(Directive) Identify all lines of the data containing the string "unit" and copy them.

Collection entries
-- -- --

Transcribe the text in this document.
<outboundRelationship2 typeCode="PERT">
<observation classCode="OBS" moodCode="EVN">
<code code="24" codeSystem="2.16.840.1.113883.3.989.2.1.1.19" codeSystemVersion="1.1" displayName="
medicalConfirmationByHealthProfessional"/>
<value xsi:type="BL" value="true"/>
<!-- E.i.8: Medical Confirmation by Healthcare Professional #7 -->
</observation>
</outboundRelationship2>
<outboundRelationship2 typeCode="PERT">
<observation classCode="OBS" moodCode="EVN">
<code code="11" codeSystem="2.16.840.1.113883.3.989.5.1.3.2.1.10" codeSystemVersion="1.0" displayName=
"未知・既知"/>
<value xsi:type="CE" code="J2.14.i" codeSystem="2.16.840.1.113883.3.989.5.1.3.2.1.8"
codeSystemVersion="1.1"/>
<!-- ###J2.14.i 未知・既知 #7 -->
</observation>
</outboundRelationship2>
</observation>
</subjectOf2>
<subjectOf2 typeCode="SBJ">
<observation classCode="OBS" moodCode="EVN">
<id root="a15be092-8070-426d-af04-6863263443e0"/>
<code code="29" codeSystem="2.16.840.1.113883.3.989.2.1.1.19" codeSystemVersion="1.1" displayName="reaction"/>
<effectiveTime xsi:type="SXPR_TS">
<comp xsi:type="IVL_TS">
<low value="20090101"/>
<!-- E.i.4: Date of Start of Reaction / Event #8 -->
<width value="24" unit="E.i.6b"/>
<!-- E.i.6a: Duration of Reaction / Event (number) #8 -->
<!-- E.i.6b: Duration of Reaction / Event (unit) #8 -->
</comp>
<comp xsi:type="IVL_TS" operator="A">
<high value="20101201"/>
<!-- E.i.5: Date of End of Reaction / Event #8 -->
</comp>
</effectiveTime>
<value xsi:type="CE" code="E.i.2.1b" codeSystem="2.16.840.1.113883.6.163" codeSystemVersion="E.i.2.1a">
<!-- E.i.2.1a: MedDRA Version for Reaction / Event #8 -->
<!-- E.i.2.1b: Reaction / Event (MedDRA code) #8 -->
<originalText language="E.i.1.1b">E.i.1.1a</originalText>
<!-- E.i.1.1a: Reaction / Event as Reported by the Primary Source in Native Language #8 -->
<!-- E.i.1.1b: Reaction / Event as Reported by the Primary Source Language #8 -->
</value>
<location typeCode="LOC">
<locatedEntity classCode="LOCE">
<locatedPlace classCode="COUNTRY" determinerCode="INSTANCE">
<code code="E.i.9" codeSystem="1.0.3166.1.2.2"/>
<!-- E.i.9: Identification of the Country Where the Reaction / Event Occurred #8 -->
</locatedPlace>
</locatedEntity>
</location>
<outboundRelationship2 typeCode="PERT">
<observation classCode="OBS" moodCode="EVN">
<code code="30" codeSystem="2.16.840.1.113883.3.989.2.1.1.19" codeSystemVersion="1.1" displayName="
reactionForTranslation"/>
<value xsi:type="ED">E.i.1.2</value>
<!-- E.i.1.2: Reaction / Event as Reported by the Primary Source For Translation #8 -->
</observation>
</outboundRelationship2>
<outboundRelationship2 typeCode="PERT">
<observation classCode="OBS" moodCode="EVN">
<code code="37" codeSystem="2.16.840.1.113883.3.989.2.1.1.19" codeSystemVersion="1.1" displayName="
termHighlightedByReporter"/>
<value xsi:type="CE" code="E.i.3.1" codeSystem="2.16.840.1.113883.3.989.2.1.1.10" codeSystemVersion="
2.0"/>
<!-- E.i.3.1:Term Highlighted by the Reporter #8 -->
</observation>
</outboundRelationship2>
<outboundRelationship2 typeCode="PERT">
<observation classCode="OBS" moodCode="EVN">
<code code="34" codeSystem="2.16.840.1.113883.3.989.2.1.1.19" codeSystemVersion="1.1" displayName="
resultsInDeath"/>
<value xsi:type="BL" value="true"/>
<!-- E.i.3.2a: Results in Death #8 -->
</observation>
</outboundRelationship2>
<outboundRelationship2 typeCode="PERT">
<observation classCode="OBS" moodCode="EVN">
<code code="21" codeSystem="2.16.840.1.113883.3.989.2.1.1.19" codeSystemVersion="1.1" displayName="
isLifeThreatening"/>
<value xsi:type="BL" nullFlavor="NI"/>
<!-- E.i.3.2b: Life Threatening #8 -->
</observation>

-- -- --

(Task answer)
<width value="24" unit="E.i.6b"/>
<!-- E.i.6b: Duration of Reaction / Event (unit) #8 -->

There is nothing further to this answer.